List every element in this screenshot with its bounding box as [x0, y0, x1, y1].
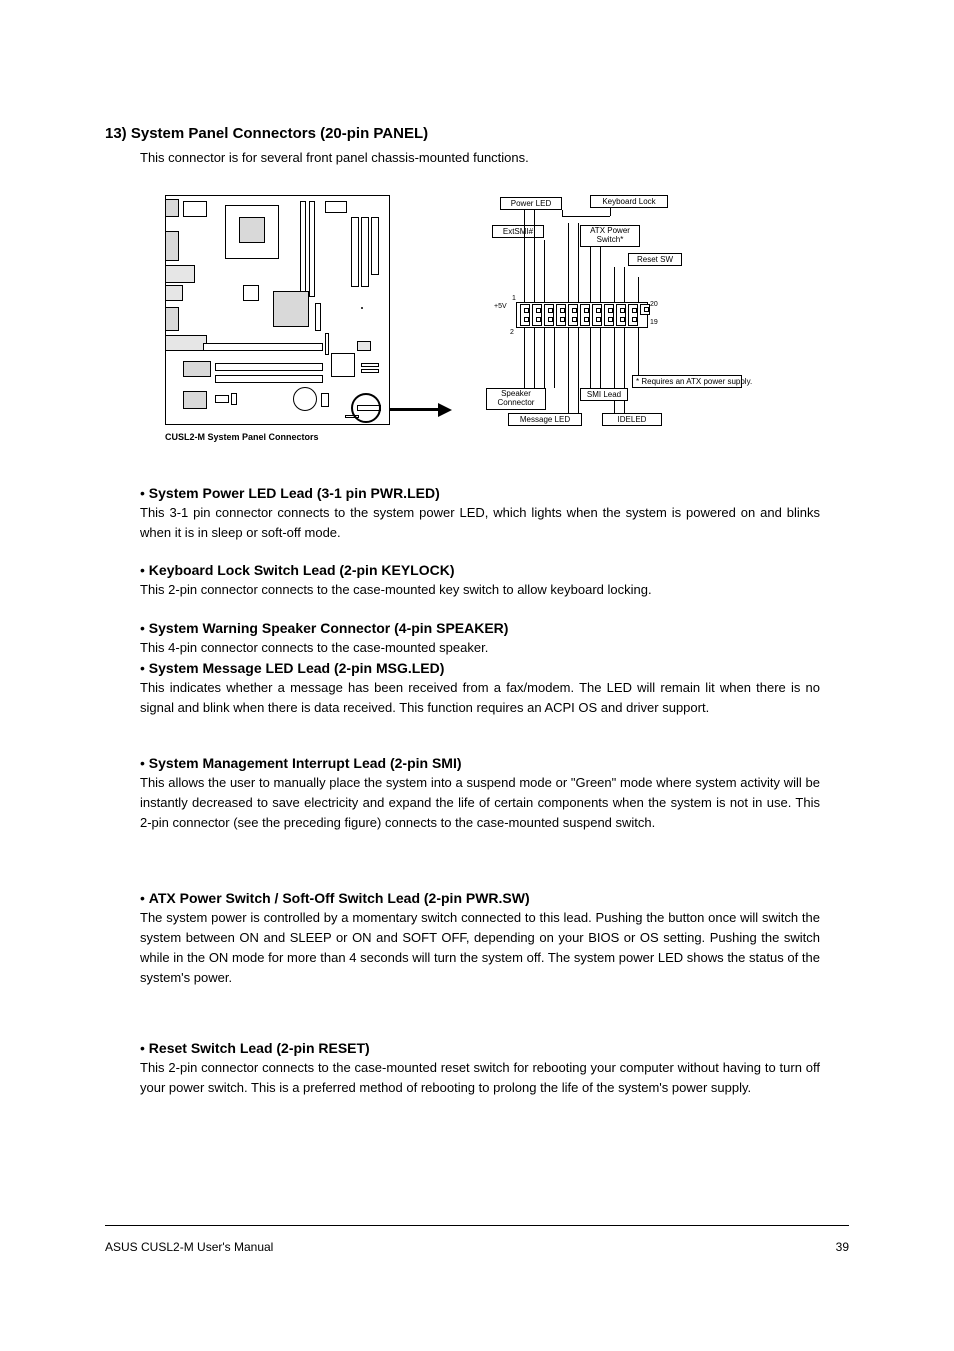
section-reset-title: • Reset Switch Lead (2-pin RESET) [140, 1040, 820, 1056]
arrow-line [390, 408, 440, 411]
pin-header-diagram: Power LED Keyboard Lock ExtSMI# ATX Powe… [450, 195, 750, 455]
pin-num-2: 2 [510, 329, 514, 336]
section-msgled-title: • System Message LED Lead (2-pin MSG.LED… [140, 660, 820, 676]
section-keylock-body: This 2-pin connector connects to the cas… [140, 580, 820, 600]
section-pled-body: This 3-1 pin connector connects to the s… [140, 503, 820, 543]
section-speaker-body: This 4-pin connector connects to the cas… [140, 638, 820, 658]
pin-num-20: 20 [650, 301, 658, 308]
section-speaker-title: • System Warning Speaker Connector (4-pi… [140, 620, 820, 636]
main-heading: 13) System Panel Connectors (20-pin PANE… [105, 125, 428, 142]
section-smi: • System Management Interrupt Lead (2-pi… [140, 755, 820, 833]
section-msgled: • System Message LED Lead (2-pin MSG.LED… [140, 660, 820, 718]
section-pwrbtn-body: The system power is controlled by a mome… [140, 908, 820, 989]
label-msgled: Message LED [508, 413, 582, 426]
section-smi-body: This allows the user to manually place t… [140, 773, 820, 833]
label-pwrled: Power LED [500, 197, 562, 210]
section-speaker: • System Warning Speaker Connector (4-pi… [140, 620, 820, 658]
section-reset-body: This 2-pin connector connects to the cas… [140, 1058, 820, 1098]
label-atxpwr: ATX PowerSwitch* [580, 225, 640, 247]
section-pled: • System Power LED Lead (3-1 pin PWR.LED… [140, 485, 820, 543]
diagram-caption: CUSL2-M System Panel Connectors [165, 432, 319, 442]
footer-left: ASUS CUSL2-M User's Manual [105, 1240, 273, 1254]
footer-divider [105, 1225, 849, 1226]
footer-right: 39 [836, 1240, 849, 1254]
section-smi-title: • System Management Interrupt Lead (2-pi… [140, 755, 820, 771]
section-pwrbtn: • ATX Power Switch / Soft-Off Switch Lea… [140, 890, 820, 989]
label-speaker: SpeakerConnector [486, 388, 546, 410]
pin-label-5v: +5V [494, 303, 507, 310]
section-keylock: • Keyboard Lock Switch Lead (2-pin KEYLO… [140, 562, 820, 600]
label-exsmi: ExtSMI# [492, 225, 544, 238]
section-msgled-body: This indicates whether a message has bee… [140, 678, 820, 718]
section-reset: • Reset Switch Lead (2-pin RESET) This 2… [140, 1040, 820, 1098]
label-note: * Requires an ATX power supply. [632, 375, 742, 388]
motherboard-diagram [165, 195, 390, 425]
section-keylock-title: • Keyboard Lock Switch Lead (2-pin KEYLO… [140, 562, 820, 578]
pin-num-1: 1 [512, 295, 516, 302]
page: 13) System Panel Connectors (20-pin PANE… [0, 0, 954, 1351]
label-reset: Reset SW [628, 253, 682, 266]
section-pled-title: • System Power LED Lead (3-1 pin PWR.LED… [140, 485, 820, 501]
subtitle: This connector is for several front pane… [140, 148, 529, 168]
label-smi: SMI Lead [580, 388, 628, 401]
label-keylock: Keyboard Lock [590, 195, 668, 208]
pin-num-19: 19 [650, 319, 658, 326]
label-ideled: IDELED [602, 413, 662, 426]
section-pwrbtn-title: • ATX Power Switch / Soft-Off Switch Lea… [140, 890, 820, 906]
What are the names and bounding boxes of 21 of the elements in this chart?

CONSIGNE DE L'EXERCICE
Pouvez-vous réécrire l'ensemble des données ci-dessus sous forme de tableau Markdown à deux colonnes, « N° » pour le numéro de rang et « Ligne » pour la ligne elle-même, en omettant les lignes vides et les images ?

RÉPONSE CI-DESSOUS
| N° | Ligne |
|---|---|
| 1 | List every element in this screenshot with its bounding box as [x0, y0, x1, y1]. |
| 2 | section-reset-title: • Reset Switch Lead (2-pin RESET) [140, 1040, 820, 1056] |
| 3 | arrow-line [390, 408, 440, 411] |
| 4 | pin-header-diagram: Power LED Keyboard Lock ExtSMI# ATX Powe… [450, 195, 750, 455] |
| 5 | pin-num-2: 2 [510, 329, 514, 336] |
| 6 | section-msgled-title: • System Message LED Lead (2-pin MSG.LED… [140, 660, 820, 676] |
| 7 | section-keylock-body: This 2-pin connector connects to the cas… [140, 580, 820, 600] |
| 8 | section-pled-body: This 3-1 pin connector connects to the s… [140, 503, 820, 543] |
| 9 | section-speaker-body: This 4-pin connector connects to the cas… [140, 638, 820, 658] |
| 10 | pin-num-20: 20 [650, 301, 658, 308] |
| 11 | section-speaker-title: • System Warning Speaker Connector (4-pi… [140, 620, 820, 636] |
| 12 | main-heading: 13) System Panel Connectors (20-pin PANE… [105, 125, 428, 142] |
| 13 | section-smi: • System Management Interrupt Lead (2-pi… [140, 755, 820, 833] |
| 14 | section-msgled: • System Message LED Lead (2-pin MSG.LED… [140, 660, 820, 718] |
| 15 | section-pwrbtn-body: The system power is controlled by a mome… [140, 908, 820, 989] |
| 16 | label-msgled: Message LED [508, 413, 582, 426] |
| 17 | section-smi-body: This allows the user to manually place t… [140, 773, 820, 833] |
| 18 | label-pwrled: Power LED [500, 197, 562, 210] |
| 19 | section-speaker: • System Warning Speaker Connector (4-pi… [140, 620, 820, 658] |
| 20 | section-reset-body: This 2-pin connector connects to the cas… [140, 1058, 820, 1098] |
| 21 | label-atxpwr: ATX PowerSwitch* [580, 225, 640, 247] |
| 22 | section-pled: • System Power LED Lead (3-1 pin PWR.LED… [140, 485, 820, 543] |
| 23 | diagram-caption: CUSL2-M System Panel Connectors [165, 432, 319, 442] |
| 24 | footer-left: ASUS CUSL2-M User's Manual [105, 1240, 273, 1254] |
| 25 | footer-divider [105, 1225, 849, 1226] |
| 26 | footer-right: 39 [836, 1240, 849, 1254] |
| 27 | section-smi-title: • System Management Interrupt Lead (2-pi… [140, 755, 820, 771] |
| 28 | section-pwrbtn: • ATX Power Switch / Soft-Off Switch Lea… [140, 890, 820, 989] |
| 29 | label-speaker: SpeakerConnector [486, 388, 546, 410] |
| 30 | pin-label-5v: +5V [494, 303, 507, 310] |
| 31 | section-keylock: • Keyboard Lock Switch Lead (2-pin KEYLO… [140, 562, 820, 600] |
| 32 | label-exsmi: ExtSMI# [492, 225, 544, 238] |
| 33 | section-msgled-body: This indicates whether a message has bee… [140, 678, 820, 718] |
| 34 | section-reset: • Reset Switch Lead (2-pin RESET) This 2… [140, 1040, 820, 1098] |
| 35 | label-note: * Requires an ATX power supply. [632, 375, 742, 388] |
| 36 | motherboard-diagram [165, 195, 390, 425] |
| 37 | section-keylock-title: • Keyboard Lock Switch Lead (2-pin KEYLO… [140, 562, 820, 578] |
| 38 | pin-num-1: 1 [512, 295, 516, 302] |
| 39 | page: 13) System Panel Connectors (20-pin PANE… [0, 0, 954, 1351] |
| 40 | label-reset: Reset SW [628, 253, 682, 266] |
| 41 | section-pled-title: • System Power LED Lead (3-1 pin PWR.LED… [140, 485, 820, 501] |
| 42 | subtitle: This connector is for several front pane… [140, 148, 529, 168] |
| 43 | label-smi: SMI Lead [580, 388, 628, 401] |
| 44 | label-keylock: Keyboard Lock [590, 195, 668, 208] |
| 45 | pin-num-19: 19 [650, 319, 658, 326] |
| 46 | label-ideled: IDELED [602, 413, 662, 426] |
| 47 | section-pwrbtn-title: • ATX Power Switch / Soft-Off Switch Lea… [140, 890, 820, 906] |
| 48 | What are the names and bounding boxes of 21 of the elements in this chart? |